## GOAL
Print every entry, word for word, and skip the images.

::: ENTRIES PROVIDED :::

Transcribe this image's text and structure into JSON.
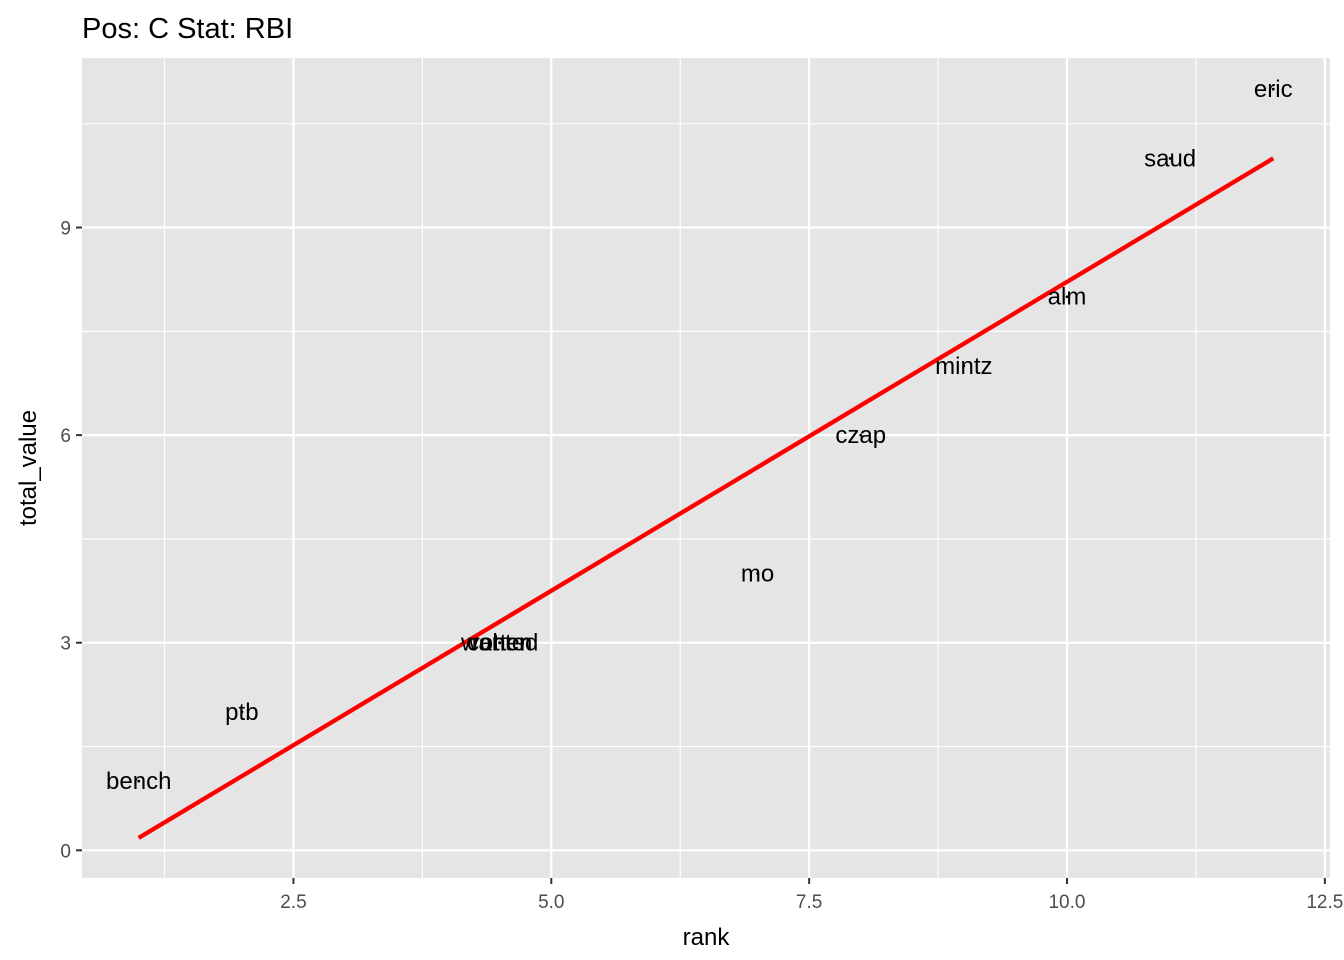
{
  "chart_data": {
    "type": "scatter",
    "title": "Pos: C Stat: RBI",
    "xlabel": "rank",
    "ylabel": "total_value",
    "xlim": [
      0.45,
      12.55
    ],
    "ylim": [
      -0.4,
      11.45
    ],
    "x_ticks": [
      2.5,
      5.0,
      7.5,
      10.0,
      12.5
    ],
    "x_tick_labels": [
      "2.5",
      "5.0",
      "7.5",
      "10.0",
      "12.5"
    ],
    "y_ticks": [
      0,
      3,
      6,
      9
    ],
    "y_tick_labels": [
      "0",
      "3",
      "6",
      "9"
    ],
    "grid": true,
    "panel_background": "#e5e5e5",
    "grid_color": "#ffffff",
    "points": [
      {
        "label": "bench",
        "x": 1,
        "y": 1
      },
      {
        "label": "ptb",
        "x": 2,
        "y": 2
      },
      {
        "label": "cohen",
        "x": 4.5,
        "y": 3
      },
      {
        "label": "wanted",
        "x": 4.5,
        "y": 3
      },
      {
        "label": "rotter",
        "x": 4.5,
        "y": 3
      },
      {
        "label": "mo",
        "x": 7,
        "y": 4
      },
      {
        "label": "czap",
        "x": 8,
        "y": 6
      },
      {
        "label": "mintz",
        "x": 9,
        "y": 7
      },
      {
        "label": "alm",
        "x": 10,
        "y": 8
      },
      {
        "label": "saud",
        "x": 11,
        "y": 10
      },
      {
        "label": "eric",
        "x": 12,
        "y": 11
      }
    ],
    "fit_line": {
      "x": [
        1,
        12
      ],
      "y": [
        0.18,
        10.0
      ],
      "color": "#ff0000"
    }
  }
}
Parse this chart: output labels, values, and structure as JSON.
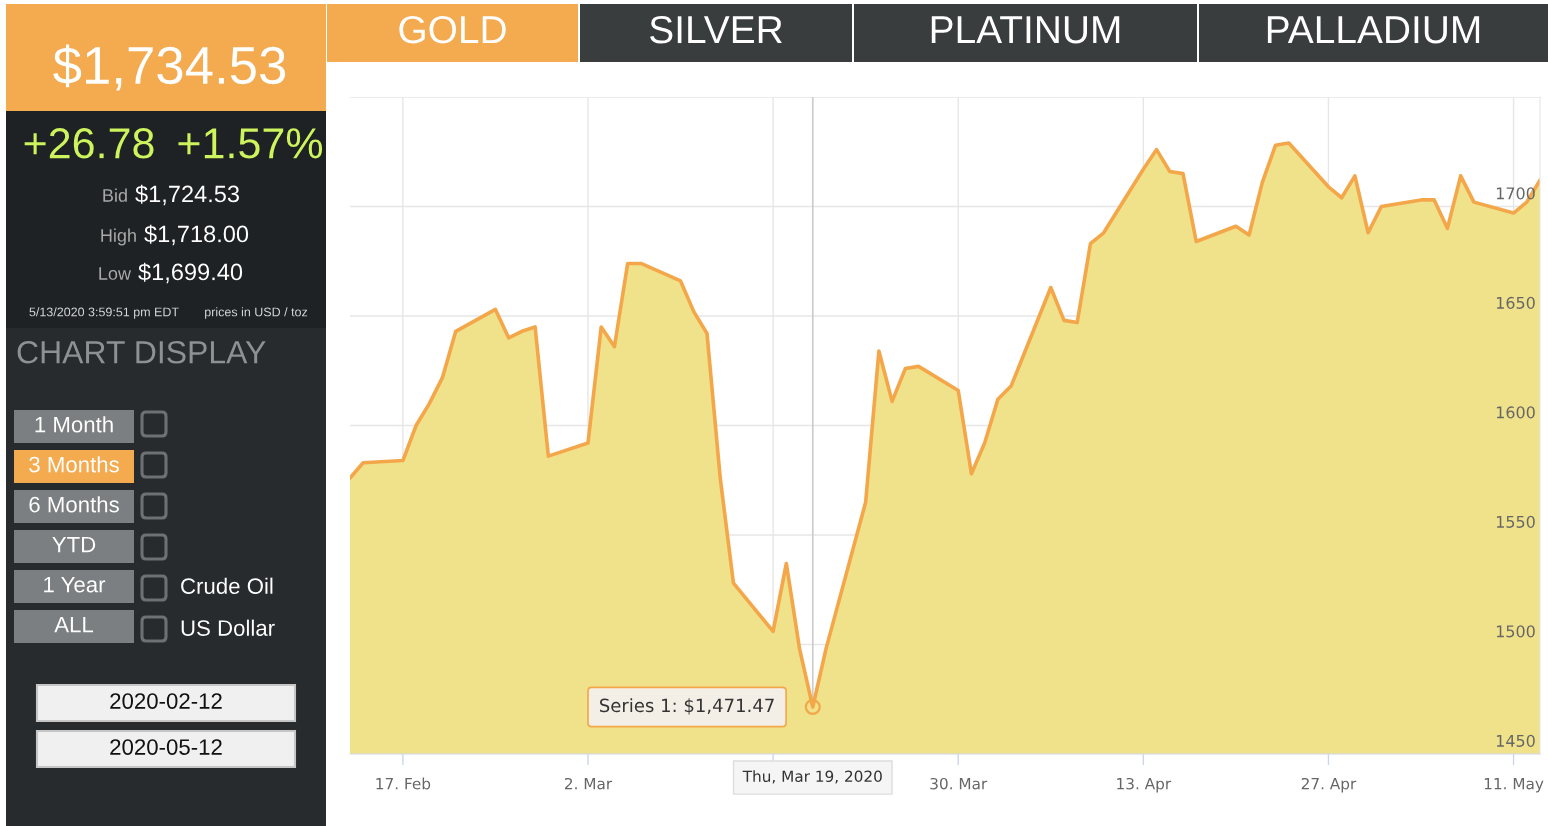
{
  "chart_data": [
    {
      "type": "other",
      "title": "$1,734.53",
      "annotations": [
        "+26.78",
        "+1.57%",
        "Bid",
        "$1,724.53",
        "High",
        "$1,718.00",
        "Low",
        "$1,699.40",
        "5/13/2020 3:59:51 pm EDT",
        "prices in USD / toz",
        "CHART DISPLAY",
        "1 Month",
        "3 Months",
        "6 Months",
        "YTD",
        "1 Year",
        "ALL",
        "Crude Oil",
        "US Dollar",
        "2020-02-12",
        "2020-05-12"
      ]
    },
    {
      "type": "area",
      "x": [
        "2020-02-13",
        "2020-02-14",
        "2020-02-17",
        "2020-02-18",
        "2020-02-19",
        "2020-02-20",
        "2020-02-21",
        "2020-02-24",
        "2020-02-25",
        "2020-02-26",
        "2020-02-27",
        "2020-02-28",
        "2020-03-02",
        "2020-03-03",
        "2020-03-04",
        "2020-03-05",
        "2020-03-06",
        "2020-03-09",
        "2020-03-10",
        "2020-03-11",
        "2020-03-12",
        "2020-03-13",
        "2020-03-16",
        "2020-03-17",
        "2020-03-18",
        "2020-03-19",
        "2020-03-20",
        "2020-03-23",
        "2020-03-24",
        "2020-03-25",
        "2020-03-26",
        "2020-03-27",
        "2020-03-30",
        "2020-03-31",
        "2020-04-01",
        "2020-04-02",
        "2020-04-03",
        "2020-04-06",
        "2020-04-07",
        "2020-04-08",
        "2020-04-09",
        "2020-04-10",
        "2020-04-13",
        "2020-04-14",
        "2020-04-15",
        "2020-04-16",
        "2020-04-17",
        "2020-04-20",
        "2020-04-21",
        "2020-04-22",
        "2020-04-23",
        "2020-04-24",
        "2020-04-27",
        "2020-04-28",
        "2020-04-29",
        "2020-04-30",
        "2020-05-01",
        "2020-05-04",
        "2020-05-05",
        "2020-05-06",
        "2020-05-07",
        "2020-05-08",
        "2020-05-11",
        "2020-05-12",
        "2020-05-13"
      ],
      "series": [
        {
          "type": "area",
          "color": "#f0e28a",
          "values": [
            1576,
            1583,
            1584,
            1600,
            1610,
            1622,
            1643,
            1653,
            1640,
            1643,
            1645,
            1586,
            1592,
            1645,
            1636,
            1674,
            1674,
            1666,
            1652,
            1642,
            1576,
            1528,
            1506,
            1537,
            1498,
            1471.47,
            1498,
            1565,
            1634,
            1611,
            1626,
            1627,
            1616,
            1578,
            1592,
            1612,
            1618,
            1663,
            1648,
            1647,
            1683,
            1688,
            1717,
            1726,
            1716,
            1715,
            1684,
            1691,
            1687,
            1711,
            1728,
            1729,
            1709,
            1704,
            1714,
            1688,
            1700,
            1703,
            1703,
            1690,
            1714,
            1702,
            1697,
            1702,
            1712
          ]
        }
      ],
      "xlim": [
        "2020-02-13",
        "2020-05-13"
      ],
      "xticks": [
        {
          "value": "2020-02-17",
          "label": "17. Feb"
        },
        {
          "value": "2020-03-02",
          "label": "2. Mar"
        },
        {
          "value": "2020-03-16",
          "label": null
        },
        {
          "value": "2020-03-30",
          "label": "30. Mar"
        },
        {
          "value": "2020-04-13",
          "label": "13. Apr"
        },
        {
          "value": "2020-04-27",
          "label": "27. Apr"
        },
        {
          "value": "2020-05-11",
          "label": "11. May"
        }
      ],
      "ylim": [
        1450,
        1750
      ],
      "yticks": [
        1450,
        1500,
        1550,
        1600,
        1650,
        1700,
        {
          "value": 1750,
          "label": null
        }
      ],
      "grid": true,
      "ref_lines": [
        {
          "axis": "x",
          "value": "2020-03-19",
          "label": "Thu, Mar 19, 2020",
          "color": "#cccccc"
        }
      ],
      "annotations": [
        "GOLD",
        "SILVER",
        "PLATINUM",
        "PALLADIUM",
        {
          "text": "Series 1: $1,471.47",
          "x": "2020-03-19",
          "y": 1471.47
        }
      ]
    }
  ]
}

:::

## THE ANSWER
Transcribe this image's text and structure into JSON.
{
  "chart_data": {
    "type": "scatter",
    "title": "Pos: C Stat: RBI",
    "xlabel": "rank",
    "ylabel": "total_value",
    "xlim": [
      0.45,
      12.55
    ],
    "ylim": [
      -0.4,
      11.45
    ],
    "x_ticks": [
      2.5,
      5.0,
      7.5,
      10.0,
      12.5
    ],
    "x_tick_labels": [
      "2.5",
      "5.0",
      "7.5",
      "10.0",
      "12.5"
    ],
    "y_ticks": [
      0,
      3,
      6,
      9
    ],
    "y_tick_labels": [
      "0",
      "3",
      "6",
      "9"
    ],
    "grid": true,
    "panel_background": "#e5e5e5",
    "grid_color": "#ffffff",
    "points": [
      {
        "label": "bench",
        "x": 1,
        "y": 1
      },
      {
        "label": "ptb",
        "x": 2,
        "y": 2
      },
      {
        "label": "cohen",
        "x": 4.5,
        "y": 3
      },
      {
        "label": "wanted",
        "x": 4.5,
        "y": 3
      },
      {
        "label": "rotter",
        "x": 4.5,
        "y": 3
      },
      {
        "label": "mo",
        "x": 7,
        "y": 4
      },
      {
        "label": "czap",
        "x": 8,
        "y": 6
      },
      {
        "label": "mintz",
        "x": 9,
        "y": 7
      },
      {
        "label": "alm",
        "x": 10,
        "y": 8
      },
      {
        "label": "saud",
        "x": 11,
        "y": 10
      },
      {
        "label": "eric",
        "x": 12,
        "y": 11
      }
    ],
    "fit_line": {
      "x": [
        1,
        12
      ],
      "y": [
        0.18,
        10.0
      ],
      "color": "#ff0000"
    }
  }
}
Parse this chart: output labels, values, and structure as JSON.
{
  "chart_data": [
    {
      "type": "other",
      "title": "$1,734.53",
      "annotations": [
        "+26.78",
        "+1.57%",
        "Bid",
        "$1,724.53",
        "High",
        "$1,718.00",
        "Low",
        "$1,699.40",
        "5/13/2020 3:59:51 pm EDT",
        "prices in USD / toz",
        "CHART DISPLAY",
        "1 Month",
        "3 Months",
        "6 Months",
        "YTD",
        "1 Year",
        "ALL",
        "Crude Oil",
        "US Dollar",
        "2020-02-12",
        "2020-05-12"
      ]
    },
    {
      "type": "area",
      "x": [
        "2020-02-13",
        "2020-02-14",
        "2020-02-17",
        "2020-02-18",
        "2020-02-19",
        "2020-02-20",
        "2020-02-21",
        "2020-02-24",
        "2020-02-25",
        "2020-02-26",
        "2020-02-27",
        "2020-02-28",
        "2020-03-02",
        "2020-03-03",
        "2020-03-04",
        "2020-03-05",
        "2020-03-06",
        "2020-03-09",
        "2020-03-10",
        "2020-03-11",
        "2020-03-12",
        "2020-03-13",
        "2020-03-16",
        "2020-03-17",
        "2020-03-18",
        "2020-03-19",
        "2020-03-20",
        "2020-03-23",
        "2020-03-24",
        "2020-03-25",
        "2020-03-26",
        "2020-03-27",
        "2020-03-30",
        "2020-03-31",
        "2020-04-01",
        "2020-04-02",
        "2020-04-03",
        "2020-04-06",
        "2020-04-07",
        "2020-04-08",
        "2020-04-09",
        "2020-04-10",
        "2020-04-13",
        "2020-04-14",
        "2020-04-15",
        "2020-04-16",
        "2020-04-17",
        "2020-04-20",
        "2020-04-21",
        "2020-04-22",
        "2020-04-23",
        "2020-04-24",
        "2020-04-27",
        "2020-04-28",
        "2020-04-29",
        "2020-04-30",
        "2020-05-01",
        "2020-05-04",
        "2020-05-05",
        "2020-05-06",
        "2020-05-07",
        "2020-05-08",
        "2020-05-11",
        "2020-05-12",
        "2020-05-13"
      ],
      "series": [
        {
          "type": "area",
          "color": "#f0e28a",
          "values": [
            1576,
            1583,
            1584,
            1600,
            1610,
            1622,
            1643,
            1653,
            1640,
            1643,
            1645,
            1586,
            1592,
            1645,
            1636,
            1674,
            1674,
            1666,
            1652,
            1642,
            1576,
            1528,
            1506,
            1537,
            1498,
            1471.47,
            1498,
            1565,
            1634,
            1611,
            1626,
            1627,
            1616,
            1578,
            1592,
            1612,
            1618,
            1663,
            1648,
            1647,
            1683,
            1688,
            1717,
            1726,
            1716,
            1715,
            1684,
            1691,
            1687,
            1711,
            1728,
            1729,
            1709,
            1704,
            1714,
            1688,
            1700,
            1703,
            1703,
            1690,
            1714,
            1702,
            1697,
            1702,
            1712
          ]
        }
      ],
      "xlim": [
        "2020-02-13",
        "2020-05-13"
      ],
      "xticks": [
        {
          "value": "2020-02-17",
          "label": "17. Feb"
        },
        {
          "value": "2020-03-02",
          "label": "2. Mar"
        },
        {
          "value": "2020-03-16",
          "label": null
        },
        {
          "value": "2020-03-30",
          "label": "30. Mar"
        },
        {
          "value": "2020-04-13",
          "label": "13. Apr"
        },
        {
          "value": "2020-04-27",
          "label": "27. Apr"
        },
        {
          "value": "2020-05-11",
          "label": "11. May"
        }
      ],
      "ylim": [
        1450,
        1750
      ],
      "yticks": [
        1450,
        1500,
        1550,
        1600,
        1650,
        1700,
        {
          "value": 1750,
          "label": null
        }
      ],
      "grid": true,
      "ref_lines": [
        {
          "axis": "x",
          "value": "2020-03-19",
          "label": "Thu, Mar 19, 2020",
          "color": "#cccccc"
        }
      ],
      "annotations": [
        "GOLD",
        "SILVER",
        "PLATINUM",
        "PALLADIUM",
        {
          "text": "Series 1: $1,471.47",
          "x": "2020-03-19",
          "y": 1471.47
        }
      ]
    }
  ]
}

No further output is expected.